## WORK TO BE COMPLETED
Collect each line of the entries that holds the string "this".

## THE RECORDS

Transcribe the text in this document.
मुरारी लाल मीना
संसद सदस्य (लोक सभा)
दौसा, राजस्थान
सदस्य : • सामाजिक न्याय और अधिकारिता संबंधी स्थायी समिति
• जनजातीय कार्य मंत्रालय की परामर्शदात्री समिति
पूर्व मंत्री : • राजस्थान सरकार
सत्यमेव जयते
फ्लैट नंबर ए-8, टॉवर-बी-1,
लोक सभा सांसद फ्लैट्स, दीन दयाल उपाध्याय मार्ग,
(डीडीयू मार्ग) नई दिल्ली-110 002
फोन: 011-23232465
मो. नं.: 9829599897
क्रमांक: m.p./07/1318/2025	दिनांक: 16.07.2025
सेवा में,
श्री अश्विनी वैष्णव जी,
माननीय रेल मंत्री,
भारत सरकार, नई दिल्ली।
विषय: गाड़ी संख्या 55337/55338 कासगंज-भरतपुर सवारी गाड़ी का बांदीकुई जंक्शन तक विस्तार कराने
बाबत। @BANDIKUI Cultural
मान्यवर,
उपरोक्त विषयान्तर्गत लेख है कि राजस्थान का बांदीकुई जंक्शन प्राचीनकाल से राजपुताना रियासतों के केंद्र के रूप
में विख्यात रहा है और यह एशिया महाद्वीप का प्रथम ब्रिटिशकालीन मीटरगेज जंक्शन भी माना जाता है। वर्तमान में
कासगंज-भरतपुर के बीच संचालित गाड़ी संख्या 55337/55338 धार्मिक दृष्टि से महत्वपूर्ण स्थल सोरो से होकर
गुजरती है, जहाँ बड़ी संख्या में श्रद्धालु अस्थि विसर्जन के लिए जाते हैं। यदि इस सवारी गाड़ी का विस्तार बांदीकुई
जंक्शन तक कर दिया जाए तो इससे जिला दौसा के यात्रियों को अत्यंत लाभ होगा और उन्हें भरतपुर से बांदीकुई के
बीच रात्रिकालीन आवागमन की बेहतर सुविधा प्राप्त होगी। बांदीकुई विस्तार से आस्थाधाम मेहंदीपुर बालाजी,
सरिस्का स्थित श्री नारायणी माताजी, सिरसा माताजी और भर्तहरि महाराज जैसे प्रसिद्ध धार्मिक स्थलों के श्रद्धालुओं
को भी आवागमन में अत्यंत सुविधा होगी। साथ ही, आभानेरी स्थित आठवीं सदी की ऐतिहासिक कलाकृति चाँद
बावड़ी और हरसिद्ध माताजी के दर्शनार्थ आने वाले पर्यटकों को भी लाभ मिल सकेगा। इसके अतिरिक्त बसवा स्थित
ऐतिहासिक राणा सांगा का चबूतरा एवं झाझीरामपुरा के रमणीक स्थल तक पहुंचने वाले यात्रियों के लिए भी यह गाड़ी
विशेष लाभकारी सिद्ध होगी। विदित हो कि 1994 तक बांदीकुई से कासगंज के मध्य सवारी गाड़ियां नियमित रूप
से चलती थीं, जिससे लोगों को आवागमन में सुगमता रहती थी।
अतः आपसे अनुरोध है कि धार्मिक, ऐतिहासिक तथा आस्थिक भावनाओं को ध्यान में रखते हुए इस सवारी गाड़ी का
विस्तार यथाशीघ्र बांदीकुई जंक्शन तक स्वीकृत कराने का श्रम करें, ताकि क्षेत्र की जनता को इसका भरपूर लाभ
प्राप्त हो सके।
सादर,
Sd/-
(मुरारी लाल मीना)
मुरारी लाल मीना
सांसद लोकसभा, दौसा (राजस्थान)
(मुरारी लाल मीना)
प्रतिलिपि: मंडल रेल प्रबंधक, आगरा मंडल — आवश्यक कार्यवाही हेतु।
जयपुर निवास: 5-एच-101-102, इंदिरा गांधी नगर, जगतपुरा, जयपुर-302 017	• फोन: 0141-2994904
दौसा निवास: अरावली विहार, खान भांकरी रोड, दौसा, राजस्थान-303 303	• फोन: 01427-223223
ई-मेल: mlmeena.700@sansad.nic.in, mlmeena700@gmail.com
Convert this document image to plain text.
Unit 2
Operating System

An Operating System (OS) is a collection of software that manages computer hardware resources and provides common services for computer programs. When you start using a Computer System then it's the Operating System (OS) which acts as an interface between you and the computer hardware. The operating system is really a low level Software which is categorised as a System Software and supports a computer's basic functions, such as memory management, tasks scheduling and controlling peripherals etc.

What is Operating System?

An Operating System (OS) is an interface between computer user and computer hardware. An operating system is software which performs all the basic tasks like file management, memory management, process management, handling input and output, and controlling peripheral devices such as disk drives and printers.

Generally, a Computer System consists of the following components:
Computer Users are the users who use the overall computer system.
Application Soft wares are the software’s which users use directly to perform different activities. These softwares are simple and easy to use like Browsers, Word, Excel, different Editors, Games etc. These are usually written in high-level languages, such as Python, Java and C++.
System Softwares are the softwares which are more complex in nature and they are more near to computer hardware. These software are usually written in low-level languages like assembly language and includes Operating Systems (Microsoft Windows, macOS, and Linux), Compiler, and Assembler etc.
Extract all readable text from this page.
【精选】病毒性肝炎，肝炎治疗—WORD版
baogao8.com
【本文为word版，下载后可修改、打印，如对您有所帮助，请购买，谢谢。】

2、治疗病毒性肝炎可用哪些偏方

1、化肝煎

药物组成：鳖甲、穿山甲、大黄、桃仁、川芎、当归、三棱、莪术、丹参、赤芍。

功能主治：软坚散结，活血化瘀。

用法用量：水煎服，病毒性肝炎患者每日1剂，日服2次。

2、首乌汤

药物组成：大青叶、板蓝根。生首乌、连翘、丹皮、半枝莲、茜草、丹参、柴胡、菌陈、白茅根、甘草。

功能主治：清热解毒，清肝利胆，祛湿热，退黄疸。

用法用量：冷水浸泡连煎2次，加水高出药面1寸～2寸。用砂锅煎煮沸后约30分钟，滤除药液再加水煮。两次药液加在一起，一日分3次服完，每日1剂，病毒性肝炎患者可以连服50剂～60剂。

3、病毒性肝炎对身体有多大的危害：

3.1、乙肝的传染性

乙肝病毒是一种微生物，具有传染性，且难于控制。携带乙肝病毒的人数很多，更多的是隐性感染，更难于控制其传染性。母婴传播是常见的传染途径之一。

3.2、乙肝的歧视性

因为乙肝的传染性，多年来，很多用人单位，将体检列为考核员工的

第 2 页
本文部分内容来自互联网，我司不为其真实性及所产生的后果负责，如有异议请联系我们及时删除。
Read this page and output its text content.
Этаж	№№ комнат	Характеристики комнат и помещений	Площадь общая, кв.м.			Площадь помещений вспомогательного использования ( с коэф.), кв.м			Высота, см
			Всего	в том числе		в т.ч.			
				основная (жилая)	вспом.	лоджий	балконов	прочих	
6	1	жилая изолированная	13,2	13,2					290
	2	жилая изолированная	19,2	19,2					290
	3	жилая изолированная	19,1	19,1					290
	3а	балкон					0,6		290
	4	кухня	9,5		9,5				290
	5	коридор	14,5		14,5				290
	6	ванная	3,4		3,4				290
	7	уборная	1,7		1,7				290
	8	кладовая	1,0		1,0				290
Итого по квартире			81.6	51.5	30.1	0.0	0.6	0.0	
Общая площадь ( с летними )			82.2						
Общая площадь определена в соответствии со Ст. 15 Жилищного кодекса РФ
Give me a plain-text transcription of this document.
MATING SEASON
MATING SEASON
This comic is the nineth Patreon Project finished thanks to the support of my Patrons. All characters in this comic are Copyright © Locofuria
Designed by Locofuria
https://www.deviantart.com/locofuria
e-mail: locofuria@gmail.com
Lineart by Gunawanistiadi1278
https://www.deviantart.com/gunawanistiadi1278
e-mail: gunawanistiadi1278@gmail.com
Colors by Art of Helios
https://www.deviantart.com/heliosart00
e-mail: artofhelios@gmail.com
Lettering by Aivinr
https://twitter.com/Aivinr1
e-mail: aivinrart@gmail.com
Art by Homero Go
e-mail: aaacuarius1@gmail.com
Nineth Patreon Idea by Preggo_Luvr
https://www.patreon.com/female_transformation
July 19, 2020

## REPLY TO THE EXERCISE
Transcribe the text in this document.
Convert this document image to plain text.
Extract all readable text from this page.
Read this page and output its text content.
Give me a plain-text transcription of this document.
This comic is the nineth Patreon Project finished thanks to the support of my Patrons. All characters in this comic are Copyright © Locofuria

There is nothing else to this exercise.